# Work instructions
Copy nothing but the text: reproduce each line of the listing exactly and leave the pictures out.
Start of Data extract
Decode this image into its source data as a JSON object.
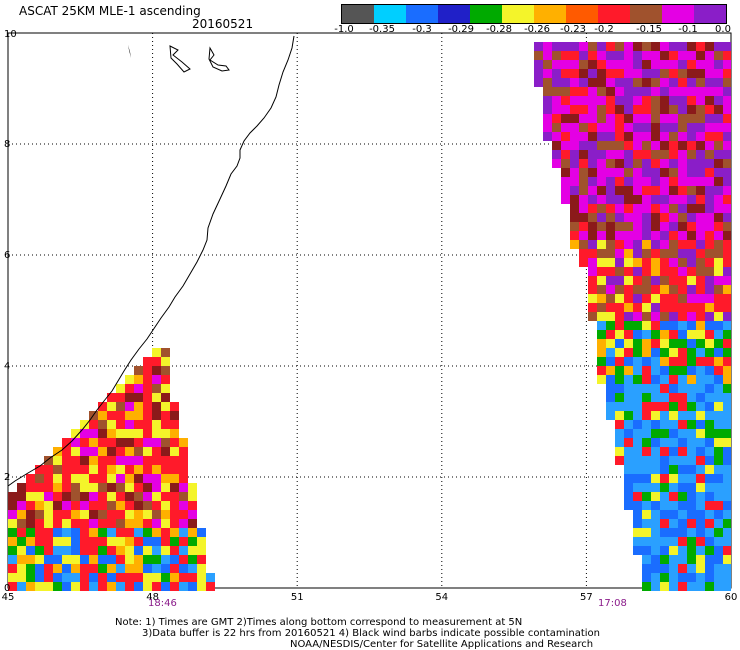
{
  "title": "ASCAT 25KM MLE-1 ascending",
  "date": "20160521",
  "colorbar": {
    "colors": [
      "#555555",
      "#00cfff",
      "#1a6dff",
      "#2020c8",
      "#00aa00",
      "#f4f42a",
      "#ffb000",
      "#ff5a00",
      "#ff1a2a",
      "#a0522d",
      "#e400e4",
      "#8a1ec8"
    ],
    "labels": [
      "-1.0",
      "-0.35",
      "-0.3",
      "-0.29",
      "-0.28",
      "-0.26",
      "-0.23",
      "-0.2",
      "-0.15",
      "-0.1",
      "0.0"
    ]
  },
  "axes": {
    "y_ticks": [
      "10",
      "8",
      "6",
      "4",
      "2",
      "0"
    ],
    "x_ticks": [
      "45",
      "48",
      "51",
      "54",
      "57",
      "60"
    ]
  },
  "pass_times": [
    "18:46",
    "17:08"
  ],
  "notes": {
    "line1": "Note: 1) Times are GMT 2)Times along bottom correspond to measurement at 5N",
    "line2": "3)Data buffer is 22 hrs from 20160521 4) Black wind barbs indicate possible contamination",
    "line3": "NOAA/NESDIS/Center for Satellite Applications and Research"
  },
  "swath_colors": {
    "magenta": "#e400e4",
    "purple": "#8a1ec8",
    "red": "#ff1a2a",
    "orange": "#ffb000",
    "yellow": "#f4f42a",
    "green": "#00aa00",
    "blue": "#1a6dff",
    "sky": "#2aa0ff",
    "brown": "#a0522d",
    "darkred": "#8b1a1a"
  }
}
End of Data extract
# Solution to the problem
Decode this image into its source data as a JSON object.
{
  "title": "ASCAT 25KM MLE-1 ascending",
  "date": "20160521",
  "colorbar": {
    "colors": [
      "#555555",
      "#00cfff",
      "#1a6dff",
      "#2020c8",
      "#00aa00",
      "#f4f42a",
      "#ffb000",
      "#ff5a00",
      "#ff1a2a",
      "#a0522d",
      "#e400e4",
      "#8a1ec8"
    ],
    "labels": [
      "-1.0",
      "-0.35",
      "-0.3",
      "-0.29",
      "-0.28",
      "-0.26",
      "-0.23",
      "-0.2",
      "-0.15",
      "-0.1",
      "0.0"
    ]
  },
  "axes": {
    "y_ticks": [
      "10",
      "8",
      "6",
      "4",
      "2",
      "0"
    ],
    "x_ticks": [
      "45",
      "48",
      "51",
      "54",
      "57",
      "60"
    ]
  },
  "pass_times": [
    "18:46",
    "17:08"
  ],
  "notes": {
    "line1": "Note: 1) Times are GMT 2)Times along bottom correspond to measurement at 5N",
    "line2": "3)Data buffer is 22 hrs from 20160521 4) Black wind barbs indicate possible contamination",
    "line3": "NOAA/NESDIS/Center for Satellite Applications and Research"
  },
  "swath_colors": {
    "magenta": "#e400e4",
    "purple": "#8a1ec8",
    "red": "#ff1a2a",
    "orange": "#ffb000",
    "yellow": "#f4f42a",
    "green": "#00aa00",
    "blue": "#1a6dff",
    "sky": "#2aa0ff",
    "brown": "#a0522d",
    "darkred": "#8b1a1a"
  }
}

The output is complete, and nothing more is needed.